**RECORDS**
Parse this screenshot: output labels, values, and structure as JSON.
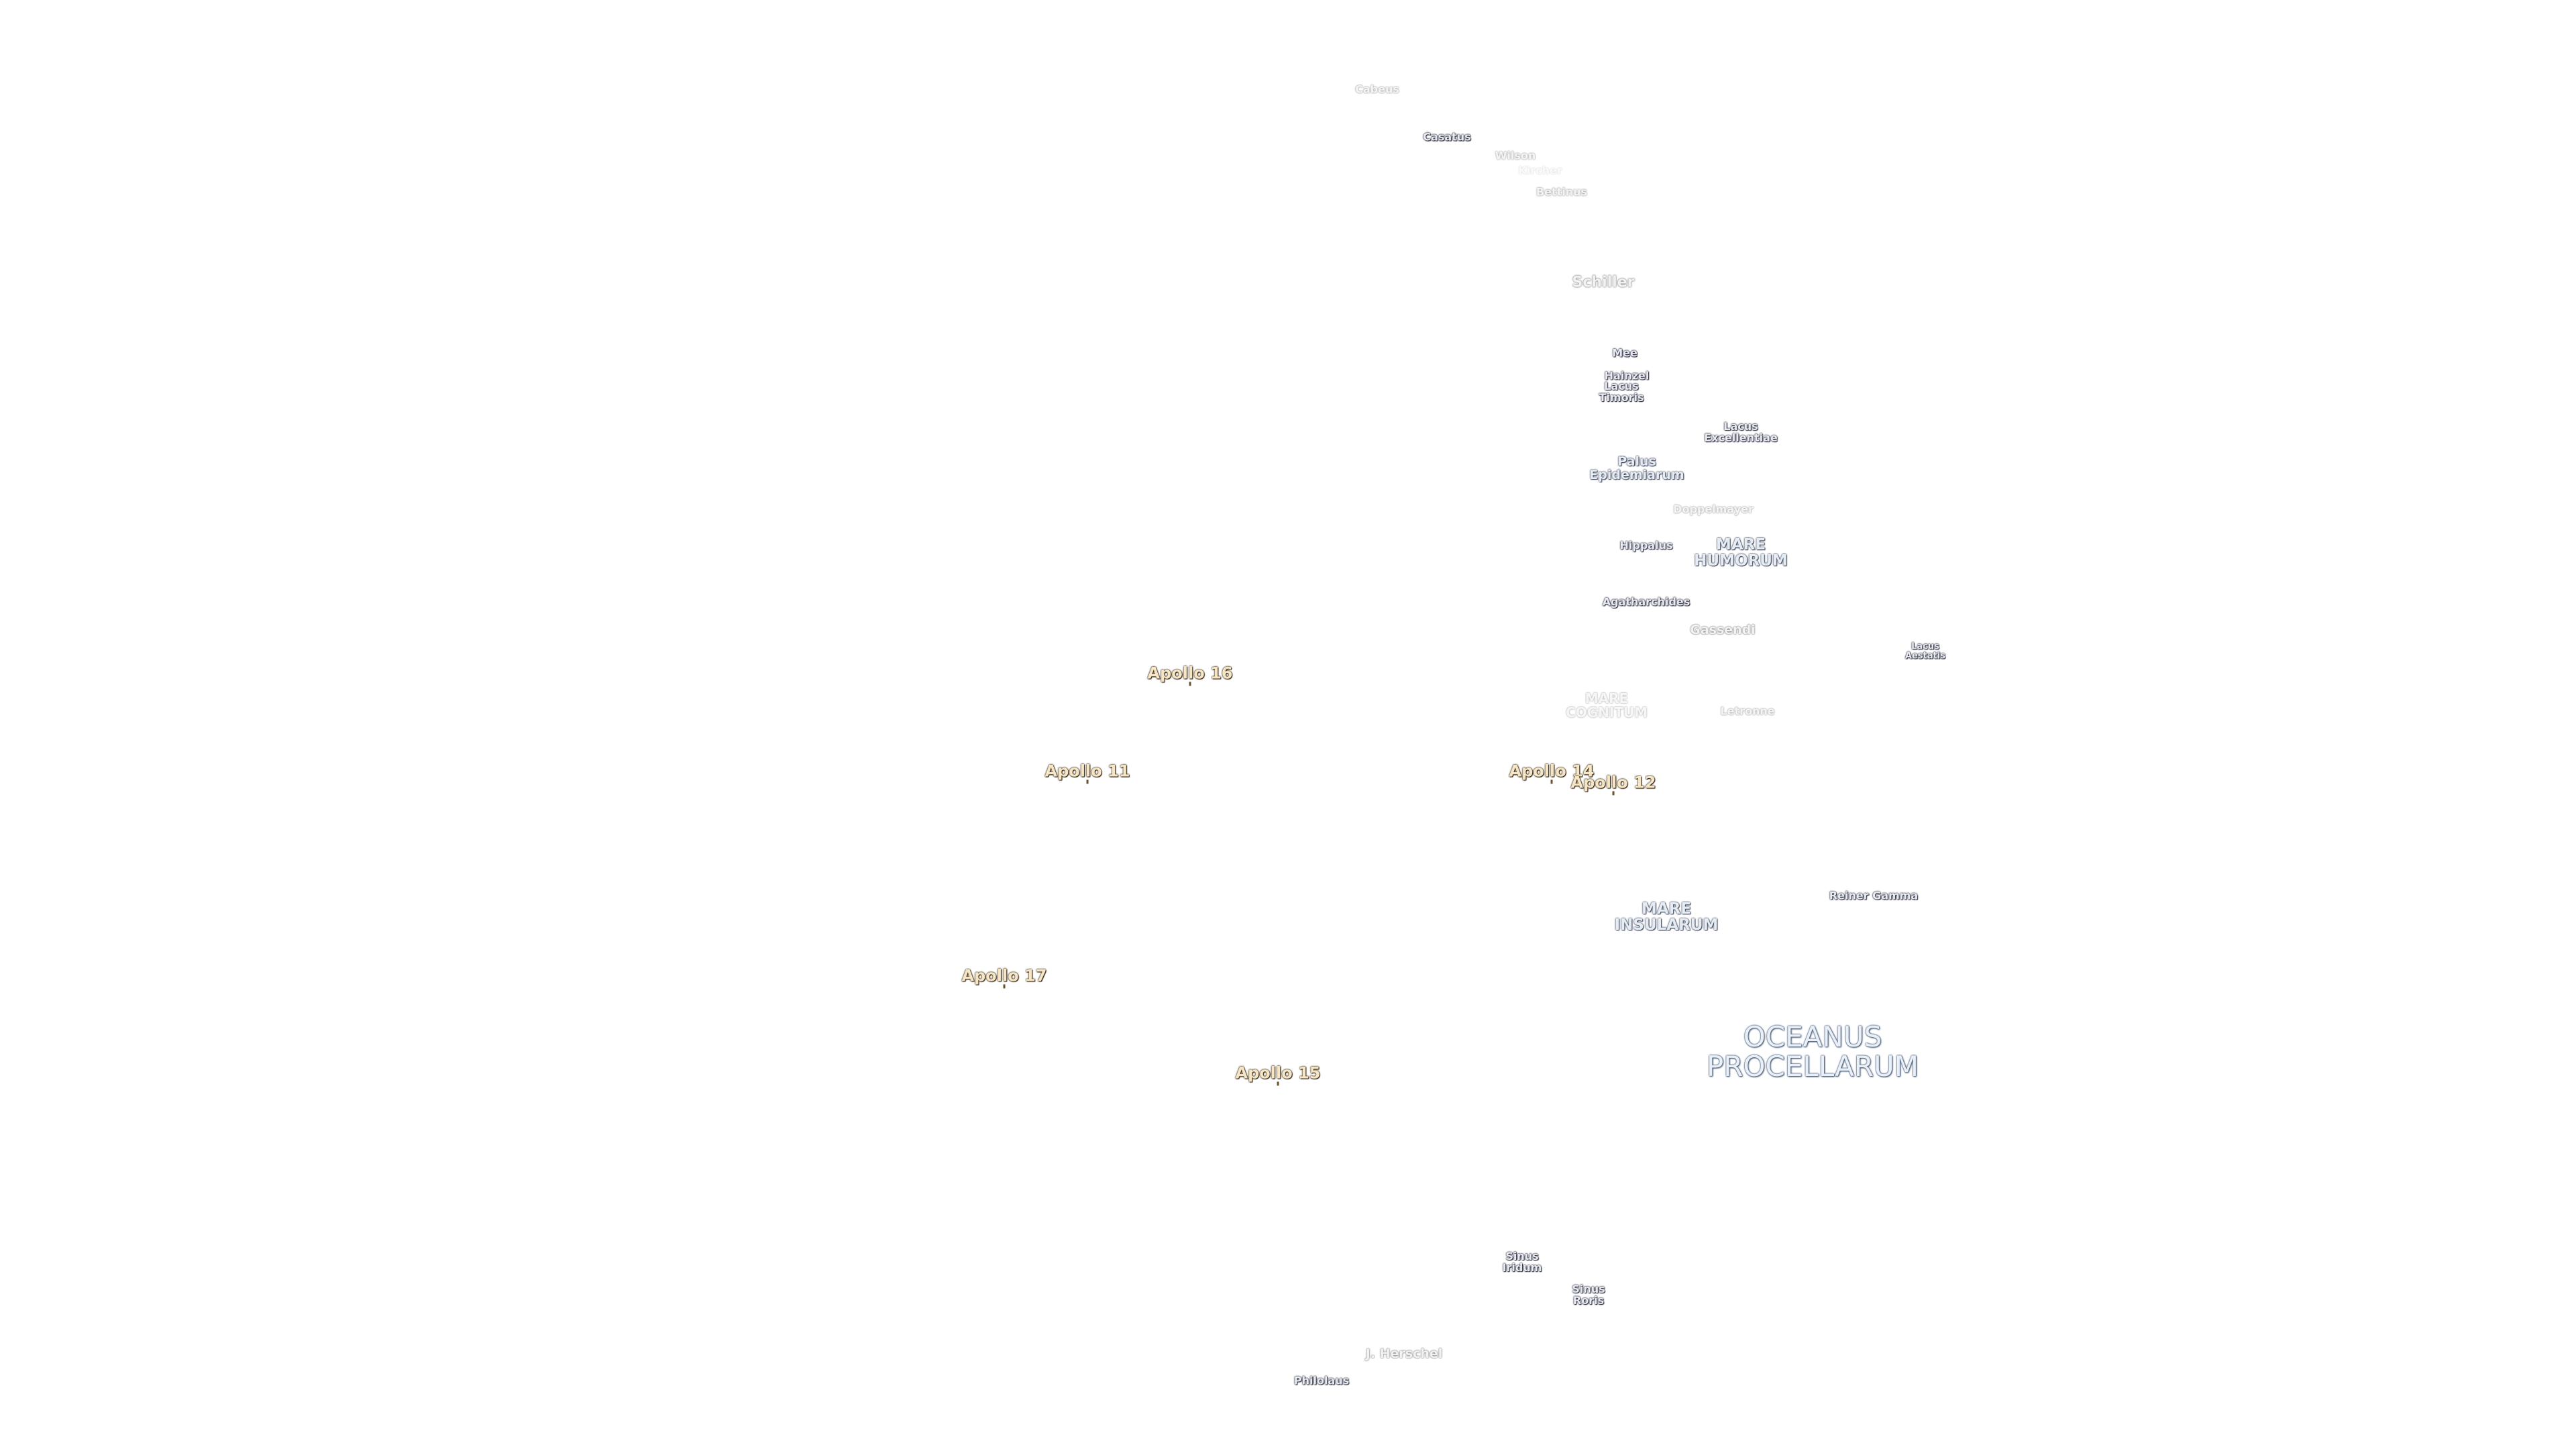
{
  "labels": [
    {
      "lines": [
        "Cabeus"
      ]
    },
    {
      "lines": [
        "Casatus"
      ]
    },
    {
      "lines": [
        "Wilson"
      ]
    },
    {
      "lines": [
        "Kircher"
      ]
    },
    {
      "lines": [
        "Bettinus"
      ]
    },
    {
      "lines": [
        "Schiller"
      ]
    },
    {
      "lines": [
        "Mee"
      ]
    },
    {
      "lines": [
        "Hainzel"
      ]
    },
    {
      "lines": [
        "Lacus",
        "Timoris"
      ]
    },
    {
      "lines": [
        "Lacus",
        "Excellentiae"
      ]
    },
    {
      "lines": [
        "Palus",
        "Epidemiarum"
      ]
    },
    {
      "lines": [
        "Doppelmayer"
      ]
    },
    {
      "lines": [
        "Hippalus"
      ]
    },
    {
      "lines": [
        "MARE",
        "HUMORUM"
      ]
    },
    {
      "lines": [
        "Agatharchides"
      ]
    },
    {
      "lines": [
        "Gassendi"
      ]
    },
    {
      "lines": [
        "Lacus",
        "Aestatis"
      ]
    },
    {
      "lines": [
        "Apollo 16"
      ]
    },
    {
      "lines": [
        "MARE",
        "COGNITUM"
      ]
    },
    {
      "lines": [
        "Letronne"
      ]
    },
    {
      "lines": [
        "Apollo 11"
      ]
    },
    {
      "lines": [
        "Apollo 14"
      ]
    },
    {
      "lines": [
        "Apollo 12"
      ]
    },
    {
      "lines": [
        "Reiner Gamma"
      ]
    },
    {
      "lines": [
        "MARE",
        "INSULARUM"
      ]
    },
    {
      "lines": [
        "Apollo 17"
      ]
    },
    {
      "lines": [
        "OCEANUS",
        "PROCELLARUM"
      ]
    },
    {
      "lines": [
        "Apollo 15"
      ]
    },
    {
      "lines": [
        "Sinus",
        "Iridum"
      ]
    },
    {
      "lines": [
        "Sinus",
        "Roris"
      ]
    },
    {
      "lines": [
        "J. Herschel"
      ]
    },
    {
      "lines": [
        "Philolaus"
      ]
    }
  ]
}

**TASK TO CARRY OUT**
Isolate the lines above that contain the word "labels" and copy them.

**ANSWER TO THE TASK**
Parse this screenshot: output labels, values, and structure as JSON.
  "labels": [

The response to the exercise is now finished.